Quentin Hardy on PR- Security Stories

Cross-posted from Ishmael’s Corner
By Melissa Lewelling, Account Executive, The Hoffman Agency

At nearly every PR event featuring journalists, there is the ethereal question, “How can PR help you do your job better?” Frankly, as a former journalist myself, I tend to find it comical. These types of events often feature panels of media professionals who don’t want to be there, don’t really care about answering that question and often hate even hearing it.

In the PR industry, we regularly talk about “relationship building with media.” However, if we are honest, there isn’t much time on either side (let alone in a source-coverage exchange interaction) to have a genuine conversation about personal interests or industry trends. That’s why I found PRSA Silicon Valley’s recent conversation with Quentin Hardy so refreshing.

▸ DIRECTIVES
1. Answer these questions using the Quentin Hardy post:
(a) What are the author's job title and employer?
(b) Where was the piece cross-posted from?
(c) Which organization held the recent conversation with Quentin Hardy?
2. Duplicate the Quentin Hardy post from "At nearly every" up to and including "Hardy so refreshing.".
3. Pick up the Quentin Hardy post where it stops and keep writing it.

[Layout annotation records]
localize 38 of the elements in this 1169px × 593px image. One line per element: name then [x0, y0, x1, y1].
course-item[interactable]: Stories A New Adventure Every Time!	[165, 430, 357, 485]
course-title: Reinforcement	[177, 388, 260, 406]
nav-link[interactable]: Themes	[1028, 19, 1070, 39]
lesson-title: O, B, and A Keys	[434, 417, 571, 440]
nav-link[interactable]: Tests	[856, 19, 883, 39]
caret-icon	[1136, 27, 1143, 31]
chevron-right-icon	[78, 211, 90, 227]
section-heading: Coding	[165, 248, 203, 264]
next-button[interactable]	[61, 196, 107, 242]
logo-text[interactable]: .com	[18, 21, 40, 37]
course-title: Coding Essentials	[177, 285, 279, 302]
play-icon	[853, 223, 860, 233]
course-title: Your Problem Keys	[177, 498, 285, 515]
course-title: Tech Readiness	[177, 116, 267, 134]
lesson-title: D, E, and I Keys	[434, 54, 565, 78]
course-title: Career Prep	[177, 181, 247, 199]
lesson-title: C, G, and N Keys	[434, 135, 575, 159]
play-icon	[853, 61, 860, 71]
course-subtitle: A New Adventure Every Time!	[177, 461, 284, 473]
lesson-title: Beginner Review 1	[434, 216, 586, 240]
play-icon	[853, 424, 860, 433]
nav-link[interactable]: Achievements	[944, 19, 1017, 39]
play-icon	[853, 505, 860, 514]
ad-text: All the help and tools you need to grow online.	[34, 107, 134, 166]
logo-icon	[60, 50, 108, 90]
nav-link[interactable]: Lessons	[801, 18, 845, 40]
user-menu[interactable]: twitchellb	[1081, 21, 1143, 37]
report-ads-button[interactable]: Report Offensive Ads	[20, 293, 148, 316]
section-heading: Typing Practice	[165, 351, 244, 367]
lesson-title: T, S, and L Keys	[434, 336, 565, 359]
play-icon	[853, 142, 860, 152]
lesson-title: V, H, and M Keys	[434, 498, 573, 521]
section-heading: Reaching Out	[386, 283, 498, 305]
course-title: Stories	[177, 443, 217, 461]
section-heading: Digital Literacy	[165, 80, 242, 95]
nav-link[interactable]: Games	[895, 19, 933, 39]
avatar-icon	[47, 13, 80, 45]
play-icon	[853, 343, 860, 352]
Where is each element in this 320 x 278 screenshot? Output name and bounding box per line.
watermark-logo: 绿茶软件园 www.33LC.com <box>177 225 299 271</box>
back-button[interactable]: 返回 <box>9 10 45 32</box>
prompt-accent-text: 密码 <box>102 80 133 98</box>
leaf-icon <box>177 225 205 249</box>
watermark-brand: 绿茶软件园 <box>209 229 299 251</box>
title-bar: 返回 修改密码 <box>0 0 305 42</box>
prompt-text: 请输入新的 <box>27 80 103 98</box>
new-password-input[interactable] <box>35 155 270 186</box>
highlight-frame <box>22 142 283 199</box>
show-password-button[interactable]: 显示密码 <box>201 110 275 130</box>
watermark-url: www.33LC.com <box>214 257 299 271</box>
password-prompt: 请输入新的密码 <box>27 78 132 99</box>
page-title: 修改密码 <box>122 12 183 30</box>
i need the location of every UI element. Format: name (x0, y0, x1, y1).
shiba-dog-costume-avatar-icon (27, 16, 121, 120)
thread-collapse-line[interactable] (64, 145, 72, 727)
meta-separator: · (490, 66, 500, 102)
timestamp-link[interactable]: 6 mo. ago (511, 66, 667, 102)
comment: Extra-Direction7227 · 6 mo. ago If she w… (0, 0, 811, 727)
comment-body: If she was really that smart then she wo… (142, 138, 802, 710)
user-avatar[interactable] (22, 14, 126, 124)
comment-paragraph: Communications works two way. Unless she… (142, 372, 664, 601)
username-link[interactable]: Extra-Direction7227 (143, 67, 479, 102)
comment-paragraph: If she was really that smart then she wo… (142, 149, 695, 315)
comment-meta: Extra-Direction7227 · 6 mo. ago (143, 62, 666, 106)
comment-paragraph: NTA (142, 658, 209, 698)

▸ PER-TASK ANSWERS
1.
(a) Account Executive at The Hoffman Agency
(b) Ishmael's Corner
(c) PRSA Silicon Valley

2.
At nearly every PR event featuring journalists, there is the ethereal question, “How can PR help you do your job better?” Frankly, as a former journalist myself, I tend to find it comical. These types of events often feature panels of media professionals who don’t want to be there, don’t really care about answering that question and often hate even hearing it.

In the PR industry, we regularly talk about “relationship building with media.” However, if we are honest, there isn’t much time on either side (let alone in a source-coverage exchange interaction) to have a genuine conversation about personal interests or industry trends. That’s why I found PRSA Silicon Valley’s recent conversation with Quentin Hardy so refreshing.

3.
He was as facetious as one might expect a New York Times writer to be, but was genuinely interested in having an exchange with the audience. He was also sincere in the giving of his time so everyone had a chance to engage (even calling for more female participants during the Q&A). Quentin seemed ready and willing to talk with us all night and provided some colorful quotes for PR professionals to keep in mind:

Throughout the night, Quentin’s sense of humor (personified by his Twitter profile) was also in attendance, adding levity to the conversation and engaging the audience.

Quentin Hardy Twitter Profile

However, as much as I enjoyed the above insights and banter — amid the dim lights, smell of hors d’oeuvres slowly cooling and the faint scuttle of feet — here’s what I really learned from our night as frien-quaintances:

1. Journalism isn’t dying, but analytics and an ad-subscriber model may be key for its transformation.

Before the anticipated question about the widening ratio of journalists to PR professionals, which Quentin seemed unconcerned with, he talked about the business model of his publication and its strengthened financial position. As the internet and digital landscapes have changed the revenue game for publishers, The New York Times has adopted an ad-subscriber model that is going well, according to Quentin’s account, and is helping the publication to remain focused on hiring and retaining the country’s top talent.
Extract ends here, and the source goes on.